» **WHAT IS BEING ASKED**: Without the pictures, can you quote each line below exactly?

» **EXCERPTED RECORDS**:

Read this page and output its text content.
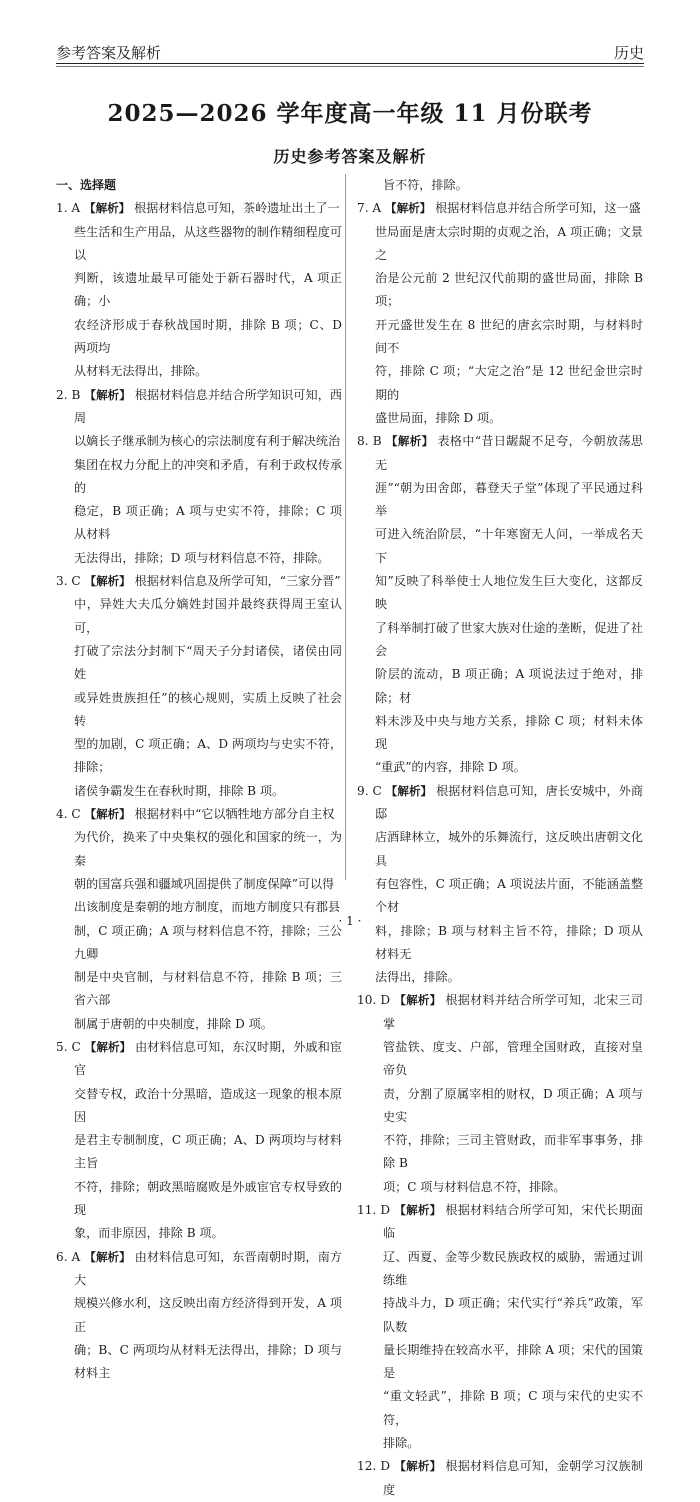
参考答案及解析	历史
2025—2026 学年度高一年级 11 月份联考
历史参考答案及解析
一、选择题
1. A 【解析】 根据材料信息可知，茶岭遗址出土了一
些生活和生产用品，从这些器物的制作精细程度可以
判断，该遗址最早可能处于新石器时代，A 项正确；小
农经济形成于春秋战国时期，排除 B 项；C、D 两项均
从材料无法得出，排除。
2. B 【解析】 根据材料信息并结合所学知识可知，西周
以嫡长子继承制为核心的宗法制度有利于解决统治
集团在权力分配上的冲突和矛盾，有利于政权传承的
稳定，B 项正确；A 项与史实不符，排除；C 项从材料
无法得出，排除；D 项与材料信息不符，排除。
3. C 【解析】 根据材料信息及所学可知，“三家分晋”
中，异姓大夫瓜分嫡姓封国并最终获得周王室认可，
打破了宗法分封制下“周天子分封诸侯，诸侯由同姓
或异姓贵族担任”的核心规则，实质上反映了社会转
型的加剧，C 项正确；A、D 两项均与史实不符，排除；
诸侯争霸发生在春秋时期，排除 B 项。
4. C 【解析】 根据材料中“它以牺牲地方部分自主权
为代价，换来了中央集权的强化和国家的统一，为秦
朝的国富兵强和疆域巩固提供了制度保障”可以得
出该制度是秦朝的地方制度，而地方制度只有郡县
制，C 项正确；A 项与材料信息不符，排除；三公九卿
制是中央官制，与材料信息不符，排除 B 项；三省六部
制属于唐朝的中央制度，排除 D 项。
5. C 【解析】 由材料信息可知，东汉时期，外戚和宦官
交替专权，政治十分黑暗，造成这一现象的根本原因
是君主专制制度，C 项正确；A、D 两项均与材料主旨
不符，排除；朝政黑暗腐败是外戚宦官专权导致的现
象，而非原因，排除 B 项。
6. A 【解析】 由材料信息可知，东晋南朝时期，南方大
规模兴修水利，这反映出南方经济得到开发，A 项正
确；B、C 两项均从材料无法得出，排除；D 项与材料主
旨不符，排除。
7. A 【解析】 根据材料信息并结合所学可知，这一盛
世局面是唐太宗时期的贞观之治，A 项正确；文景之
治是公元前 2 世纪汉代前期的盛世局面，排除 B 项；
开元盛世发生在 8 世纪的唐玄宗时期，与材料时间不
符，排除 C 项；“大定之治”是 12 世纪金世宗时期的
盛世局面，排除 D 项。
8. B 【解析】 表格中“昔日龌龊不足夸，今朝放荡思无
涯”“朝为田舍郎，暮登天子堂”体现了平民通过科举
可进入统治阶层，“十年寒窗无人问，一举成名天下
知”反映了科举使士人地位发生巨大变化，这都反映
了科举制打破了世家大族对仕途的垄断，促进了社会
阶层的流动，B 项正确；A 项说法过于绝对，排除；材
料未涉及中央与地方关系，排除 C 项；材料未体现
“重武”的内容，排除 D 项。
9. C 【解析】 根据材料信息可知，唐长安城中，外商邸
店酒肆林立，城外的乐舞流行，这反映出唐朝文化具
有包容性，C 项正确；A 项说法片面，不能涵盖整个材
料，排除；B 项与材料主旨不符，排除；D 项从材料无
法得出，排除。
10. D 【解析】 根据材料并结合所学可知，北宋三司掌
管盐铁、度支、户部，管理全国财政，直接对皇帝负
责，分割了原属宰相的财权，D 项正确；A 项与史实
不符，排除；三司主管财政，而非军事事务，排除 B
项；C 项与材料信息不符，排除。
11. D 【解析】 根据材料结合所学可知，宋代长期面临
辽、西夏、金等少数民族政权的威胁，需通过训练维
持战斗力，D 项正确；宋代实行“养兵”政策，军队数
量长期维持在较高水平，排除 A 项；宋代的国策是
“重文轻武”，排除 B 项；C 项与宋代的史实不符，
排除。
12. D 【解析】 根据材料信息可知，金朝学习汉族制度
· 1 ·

» **OUTPUT**:
Read this page and output its text content.
参考答案及解析	历史
2025—2026 学年度高一年级 11 月份联考
历史参考答案及解析
一、选择题
1. A 【解析】 根据材料信息可知，茶岭遗址出土了一
些生活和生产用品，从这些器物的制作精细程度可以
判断，该遗址最早可能处于新石器时代，A 项正确；小
农经济形成于春秋战国时期，排除 B 项；C、D 两项均
从材料无法得出，排除。
2. B 【解析】 根据材料信息并结合所学知识可知，西周
以嫡长子继承制为核心的宗法制度有利于解决统治
集团在权力分配上的冲突和矛盾，有利于政权传承的
稳定，B 项正确；A 项与史实不符，排除；C 项从材料
无法得出，排除；D 项与材料信息不符，排除。
3. C 【解析】 根据材料信息及所学可知，“三家分晋”
中，异姓大夫瓜分嫡姓封国并最终获得周王室认可，
打破了宗法分封制下“周天子分封诸侯，诸侯由同姓
或异姓贵族担任”的核心规则，实质上反映了社会转
型的加剧，C 项正确；A、D 两项均与史实不符，排除；
诸侯争霸发生在春秋时期，排除 B 项。
4. C 【解析】 根据材料中“它以牺牲地方部分自主权
为代价，换来了中央集权的强化和国家的统一，为秦
朝的国富兵强和疆域巩固提供了制度保障”可以得
出该制度是秦朝的地方制度，而地方制度只有郡县
制，C 项正确；A 项与材料信息不符，排除；三公九卿
制是中央官制，与材料信息不符，排除 B 项；三省六部
制属于唐朝的中央制度，排除 D 项。
5. C 【解析】 由材料信息可知，东汉时期，外戚和宦官
交替专权，政治十分黑暗，造成这一现象的根本原因
是君主专制制度，C 项正确；A、D 两项均与材料主旨
不符，排除；朝政黑暗腐败是外戚宦官专权导致的现
象，而非原因，排除 B 项。
6. A 【解析】 由材料信息可知，东晋南朝时期，南方大
规模兴修水利，这反映出南方经济得到开发，A 项正
确；B、C 两项均从材料无法得出，排除；D 项与材料主
旨不符，排除。
7. A 【解析】 根据材料信息并结合所学可知，这一盛
世局面是唐太宗时期的贞观之治，A 项正确；文景之
治是公元前 2 世纪汉代前期的盛世局面，排除 B 项；
开元盛世发生在 8 世纪的唐玄宗时期，与材料时间不
符，排除 C 项；“大定之治”是 12 世纪金世宗时期的
盛世局面，排除 D 项。
8. B 【解析】 表格中“昔日龌龊不足夸，今朝放荡思无
涯”“朝为田舍郎，暮登天子堂”体现了平民通过科举
可进入统治阶层，“十年寒窗无人问，一举成名天下
知”反映了科举使士人地位发生巨大变化，这都反映
了科举制打破了世家大族对仕途的垄断，促进了社会
阶层的流动，B 项正确；A 项说法过于绝对，排除；材
料未涉及中央与地方关系，排除 C 项；材料未体现
“重武”的内容，排除 D 项。
9. C 【解析】 根据材料信息可知，唐长安城中，外商邸
店酒肆林立，城外的乐舞流行，这反映出唐朝文化具
有包容性，C 项正确；A 项说法片面，不能涵盖整个材
料，排除；B 项与材料主旨不符，排除；D 项从材料无
法得出，排除。
10. D 【解析】 根据材料并结合所学可知，北宋三司掌
管盐铁、度支、户部，管理全国财政，直接对皇帝负
责，分割了原属宰相的财权，D 项正确；A 项与史实
不符，排除；三司主管财政，而非军事事务，排除 B
项；C 项与材料信息不符，排除。
11. D 【解析】 根据材料结合所学可知，宋代长期面临
辽、西夏、金等少数民族政权的威胁，需通过训练维
持战斗力，D 项正确；宋代实行“养兵”政策，军队数
量长期维持在较高水平，排除 A 项；宋代的国策是
“重文轻武”，排除 B 项；C 项与宋代的史实不符，
排除。
12. D 【解析】 根据材料信息可知，金朝学习汉族制度
· 1 ·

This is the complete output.